-- Begin PROVIDED RECORDS --
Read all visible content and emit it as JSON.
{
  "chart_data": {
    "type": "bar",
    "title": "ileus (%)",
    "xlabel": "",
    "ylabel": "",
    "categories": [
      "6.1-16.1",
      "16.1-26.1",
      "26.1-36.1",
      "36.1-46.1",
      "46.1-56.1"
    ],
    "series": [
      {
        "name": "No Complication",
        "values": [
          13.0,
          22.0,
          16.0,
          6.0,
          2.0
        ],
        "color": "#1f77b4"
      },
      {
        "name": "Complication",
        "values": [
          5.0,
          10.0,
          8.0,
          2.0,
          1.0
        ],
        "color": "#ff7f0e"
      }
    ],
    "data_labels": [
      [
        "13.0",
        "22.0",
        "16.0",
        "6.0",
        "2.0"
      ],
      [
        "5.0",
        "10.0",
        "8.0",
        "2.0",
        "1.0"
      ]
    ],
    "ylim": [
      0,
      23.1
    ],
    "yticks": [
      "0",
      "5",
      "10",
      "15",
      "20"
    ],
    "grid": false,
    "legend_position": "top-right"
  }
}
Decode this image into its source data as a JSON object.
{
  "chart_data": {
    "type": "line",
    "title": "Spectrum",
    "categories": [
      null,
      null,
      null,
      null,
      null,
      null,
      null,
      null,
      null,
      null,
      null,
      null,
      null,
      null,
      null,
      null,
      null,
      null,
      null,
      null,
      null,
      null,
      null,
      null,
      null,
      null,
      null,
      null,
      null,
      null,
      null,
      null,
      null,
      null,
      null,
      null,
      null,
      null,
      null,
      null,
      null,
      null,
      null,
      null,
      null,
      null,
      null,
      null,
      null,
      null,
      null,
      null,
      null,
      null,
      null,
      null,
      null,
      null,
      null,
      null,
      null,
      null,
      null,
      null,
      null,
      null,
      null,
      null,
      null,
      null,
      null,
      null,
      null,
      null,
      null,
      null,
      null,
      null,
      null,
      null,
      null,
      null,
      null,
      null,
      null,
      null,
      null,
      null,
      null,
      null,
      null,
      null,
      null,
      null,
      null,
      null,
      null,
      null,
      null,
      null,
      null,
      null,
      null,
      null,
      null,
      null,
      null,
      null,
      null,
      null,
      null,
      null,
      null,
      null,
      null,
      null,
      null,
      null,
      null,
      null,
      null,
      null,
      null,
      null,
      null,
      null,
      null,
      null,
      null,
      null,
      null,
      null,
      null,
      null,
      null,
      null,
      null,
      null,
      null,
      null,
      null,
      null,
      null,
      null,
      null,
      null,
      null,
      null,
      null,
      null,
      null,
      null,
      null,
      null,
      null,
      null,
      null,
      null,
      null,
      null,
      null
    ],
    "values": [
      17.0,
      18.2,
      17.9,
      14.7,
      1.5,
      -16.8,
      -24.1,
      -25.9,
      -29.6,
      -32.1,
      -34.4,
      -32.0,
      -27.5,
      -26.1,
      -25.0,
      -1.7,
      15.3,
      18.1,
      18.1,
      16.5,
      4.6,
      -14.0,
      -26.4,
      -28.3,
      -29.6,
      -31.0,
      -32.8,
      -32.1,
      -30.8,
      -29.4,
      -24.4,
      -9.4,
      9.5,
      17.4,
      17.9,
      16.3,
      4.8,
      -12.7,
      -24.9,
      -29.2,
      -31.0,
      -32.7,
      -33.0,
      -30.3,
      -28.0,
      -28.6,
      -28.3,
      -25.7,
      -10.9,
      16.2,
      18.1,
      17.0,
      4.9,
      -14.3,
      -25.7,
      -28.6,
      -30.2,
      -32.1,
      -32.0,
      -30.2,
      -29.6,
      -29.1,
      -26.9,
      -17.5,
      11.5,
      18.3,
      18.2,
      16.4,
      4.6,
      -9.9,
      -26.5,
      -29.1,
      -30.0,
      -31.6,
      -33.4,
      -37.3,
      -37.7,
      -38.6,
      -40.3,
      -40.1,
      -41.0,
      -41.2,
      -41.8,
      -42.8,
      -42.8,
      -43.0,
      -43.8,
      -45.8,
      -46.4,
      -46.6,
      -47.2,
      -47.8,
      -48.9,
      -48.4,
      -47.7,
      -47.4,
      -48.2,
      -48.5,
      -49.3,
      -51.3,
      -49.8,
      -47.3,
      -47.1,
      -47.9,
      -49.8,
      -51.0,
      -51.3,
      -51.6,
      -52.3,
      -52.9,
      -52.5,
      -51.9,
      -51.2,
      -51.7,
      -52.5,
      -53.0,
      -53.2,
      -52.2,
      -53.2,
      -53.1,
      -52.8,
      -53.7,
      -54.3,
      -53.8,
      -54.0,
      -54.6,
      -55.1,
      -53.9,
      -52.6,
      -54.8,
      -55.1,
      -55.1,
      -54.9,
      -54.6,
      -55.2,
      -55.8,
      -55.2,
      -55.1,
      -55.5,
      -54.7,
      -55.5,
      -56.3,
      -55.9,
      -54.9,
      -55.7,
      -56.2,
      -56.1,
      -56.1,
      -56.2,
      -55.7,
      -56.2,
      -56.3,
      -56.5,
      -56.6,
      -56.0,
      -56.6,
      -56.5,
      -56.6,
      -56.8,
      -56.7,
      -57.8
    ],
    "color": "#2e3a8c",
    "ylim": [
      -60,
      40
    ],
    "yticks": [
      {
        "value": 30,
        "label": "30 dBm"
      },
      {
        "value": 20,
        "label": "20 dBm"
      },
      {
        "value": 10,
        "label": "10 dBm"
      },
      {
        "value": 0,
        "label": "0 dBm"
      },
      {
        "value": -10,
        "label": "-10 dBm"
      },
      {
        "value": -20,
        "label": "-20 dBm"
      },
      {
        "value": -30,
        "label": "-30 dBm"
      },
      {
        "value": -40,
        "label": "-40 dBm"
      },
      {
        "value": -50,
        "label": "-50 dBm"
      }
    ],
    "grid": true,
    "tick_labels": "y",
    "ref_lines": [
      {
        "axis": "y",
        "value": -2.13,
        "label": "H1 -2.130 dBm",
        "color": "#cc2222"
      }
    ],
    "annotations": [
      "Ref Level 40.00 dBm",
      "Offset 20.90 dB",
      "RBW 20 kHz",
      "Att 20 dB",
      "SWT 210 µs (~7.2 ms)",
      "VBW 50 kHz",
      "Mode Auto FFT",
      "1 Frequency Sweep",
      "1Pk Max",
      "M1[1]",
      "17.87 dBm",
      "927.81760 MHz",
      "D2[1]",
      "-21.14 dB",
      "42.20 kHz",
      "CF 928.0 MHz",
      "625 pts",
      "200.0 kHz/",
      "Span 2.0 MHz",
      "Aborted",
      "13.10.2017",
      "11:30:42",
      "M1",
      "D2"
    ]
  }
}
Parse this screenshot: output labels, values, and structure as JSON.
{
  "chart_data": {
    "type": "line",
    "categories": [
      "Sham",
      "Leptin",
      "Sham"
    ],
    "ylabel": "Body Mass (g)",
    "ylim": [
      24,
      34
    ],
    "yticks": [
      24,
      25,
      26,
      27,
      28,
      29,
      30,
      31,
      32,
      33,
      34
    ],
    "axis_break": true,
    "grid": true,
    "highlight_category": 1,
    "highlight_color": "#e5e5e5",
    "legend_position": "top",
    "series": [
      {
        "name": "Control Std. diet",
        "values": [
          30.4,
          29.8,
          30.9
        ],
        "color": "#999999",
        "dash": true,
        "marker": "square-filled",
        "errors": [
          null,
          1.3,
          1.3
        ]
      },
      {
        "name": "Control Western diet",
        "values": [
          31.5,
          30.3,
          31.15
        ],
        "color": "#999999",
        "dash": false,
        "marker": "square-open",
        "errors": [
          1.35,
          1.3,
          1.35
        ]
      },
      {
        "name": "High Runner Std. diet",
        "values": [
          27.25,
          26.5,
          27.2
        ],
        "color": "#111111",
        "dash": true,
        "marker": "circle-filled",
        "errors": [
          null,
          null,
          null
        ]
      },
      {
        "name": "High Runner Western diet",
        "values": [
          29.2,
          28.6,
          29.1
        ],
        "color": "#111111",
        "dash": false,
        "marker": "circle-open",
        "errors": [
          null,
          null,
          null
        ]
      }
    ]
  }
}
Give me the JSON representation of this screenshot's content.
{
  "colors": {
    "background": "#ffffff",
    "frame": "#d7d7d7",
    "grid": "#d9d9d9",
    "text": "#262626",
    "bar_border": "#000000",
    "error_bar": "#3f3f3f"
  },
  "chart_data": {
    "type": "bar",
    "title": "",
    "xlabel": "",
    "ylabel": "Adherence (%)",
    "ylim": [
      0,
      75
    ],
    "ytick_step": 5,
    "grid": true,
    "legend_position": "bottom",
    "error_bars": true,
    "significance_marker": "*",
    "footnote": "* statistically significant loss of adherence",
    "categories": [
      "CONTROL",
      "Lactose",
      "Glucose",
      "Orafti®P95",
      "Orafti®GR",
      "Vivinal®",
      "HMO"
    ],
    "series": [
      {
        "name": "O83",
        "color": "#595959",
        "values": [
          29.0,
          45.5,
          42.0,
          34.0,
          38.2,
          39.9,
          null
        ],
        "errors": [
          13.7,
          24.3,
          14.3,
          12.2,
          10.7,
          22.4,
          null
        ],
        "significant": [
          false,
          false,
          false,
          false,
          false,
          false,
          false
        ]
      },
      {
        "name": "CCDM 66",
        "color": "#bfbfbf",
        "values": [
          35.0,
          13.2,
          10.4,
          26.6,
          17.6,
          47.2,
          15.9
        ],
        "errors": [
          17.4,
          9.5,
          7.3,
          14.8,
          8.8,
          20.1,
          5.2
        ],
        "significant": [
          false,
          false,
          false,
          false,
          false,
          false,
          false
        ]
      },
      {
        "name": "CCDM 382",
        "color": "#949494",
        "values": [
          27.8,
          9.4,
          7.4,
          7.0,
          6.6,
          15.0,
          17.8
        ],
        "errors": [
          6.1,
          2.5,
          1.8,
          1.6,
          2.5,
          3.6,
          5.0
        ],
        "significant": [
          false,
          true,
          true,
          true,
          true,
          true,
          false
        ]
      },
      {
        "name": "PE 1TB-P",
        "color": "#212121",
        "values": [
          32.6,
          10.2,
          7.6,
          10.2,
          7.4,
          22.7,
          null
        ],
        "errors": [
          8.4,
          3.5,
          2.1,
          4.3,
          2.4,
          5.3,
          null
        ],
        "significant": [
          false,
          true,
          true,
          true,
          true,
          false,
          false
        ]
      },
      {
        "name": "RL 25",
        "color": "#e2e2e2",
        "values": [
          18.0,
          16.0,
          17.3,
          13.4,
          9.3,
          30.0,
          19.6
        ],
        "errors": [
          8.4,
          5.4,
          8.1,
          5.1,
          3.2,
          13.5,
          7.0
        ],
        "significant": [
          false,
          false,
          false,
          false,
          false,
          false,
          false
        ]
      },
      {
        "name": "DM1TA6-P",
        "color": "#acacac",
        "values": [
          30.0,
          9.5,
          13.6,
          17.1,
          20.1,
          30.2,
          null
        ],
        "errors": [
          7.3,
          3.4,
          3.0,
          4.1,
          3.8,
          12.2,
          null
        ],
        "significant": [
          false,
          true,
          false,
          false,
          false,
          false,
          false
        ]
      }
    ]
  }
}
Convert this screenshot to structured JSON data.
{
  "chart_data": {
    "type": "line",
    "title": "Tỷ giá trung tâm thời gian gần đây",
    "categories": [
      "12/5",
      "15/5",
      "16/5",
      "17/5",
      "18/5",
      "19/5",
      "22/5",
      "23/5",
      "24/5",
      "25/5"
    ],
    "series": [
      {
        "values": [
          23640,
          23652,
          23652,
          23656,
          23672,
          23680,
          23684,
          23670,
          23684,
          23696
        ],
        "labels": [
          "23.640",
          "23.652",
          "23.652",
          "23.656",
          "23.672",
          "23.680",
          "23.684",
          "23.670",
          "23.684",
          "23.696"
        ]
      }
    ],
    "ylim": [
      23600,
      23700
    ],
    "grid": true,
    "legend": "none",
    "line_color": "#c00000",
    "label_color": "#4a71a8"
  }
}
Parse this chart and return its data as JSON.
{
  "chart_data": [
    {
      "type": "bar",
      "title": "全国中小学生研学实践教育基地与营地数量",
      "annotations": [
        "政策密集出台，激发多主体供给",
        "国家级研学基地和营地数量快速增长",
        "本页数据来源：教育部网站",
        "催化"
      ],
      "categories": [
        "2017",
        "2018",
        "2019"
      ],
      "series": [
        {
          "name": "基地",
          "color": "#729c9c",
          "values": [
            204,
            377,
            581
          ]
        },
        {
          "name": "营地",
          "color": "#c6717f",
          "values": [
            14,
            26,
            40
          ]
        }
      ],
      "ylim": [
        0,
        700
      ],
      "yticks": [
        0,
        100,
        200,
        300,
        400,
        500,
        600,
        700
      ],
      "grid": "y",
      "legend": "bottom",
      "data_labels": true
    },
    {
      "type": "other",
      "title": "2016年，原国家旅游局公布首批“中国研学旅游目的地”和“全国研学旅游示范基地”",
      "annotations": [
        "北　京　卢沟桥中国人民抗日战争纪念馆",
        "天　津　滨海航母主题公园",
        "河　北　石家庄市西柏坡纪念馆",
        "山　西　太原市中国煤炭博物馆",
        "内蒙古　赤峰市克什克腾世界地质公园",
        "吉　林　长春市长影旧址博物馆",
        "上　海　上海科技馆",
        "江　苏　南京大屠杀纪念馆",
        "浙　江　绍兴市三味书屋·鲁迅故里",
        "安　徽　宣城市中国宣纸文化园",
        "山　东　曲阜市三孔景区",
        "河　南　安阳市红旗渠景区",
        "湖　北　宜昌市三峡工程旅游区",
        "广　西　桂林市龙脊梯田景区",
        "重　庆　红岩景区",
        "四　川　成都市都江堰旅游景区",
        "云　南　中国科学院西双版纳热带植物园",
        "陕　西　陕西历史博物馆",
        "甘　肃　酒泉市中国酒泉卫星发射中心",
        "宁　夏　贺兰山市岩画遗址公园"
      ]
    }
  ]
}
-- End PROVIDED RECORDS --
*WHAT THE TASK ASKS*. Pick out and copy the lines of the entries that hold the string "title".

*ANSWER TO THIS PROBLEM*.
    "title": "ileus (%)",
    "title": "Spectrum",
    "title": "",
    "title": "Tỷ giá trung tâm thời gian gần đây",
      "title": "全国中小学生研学实践教育基地与营地数量",
      "title": "2016年，原国家旅游局公布首批“中国研学旅游目的地”和“全国研学旅游示范基地”",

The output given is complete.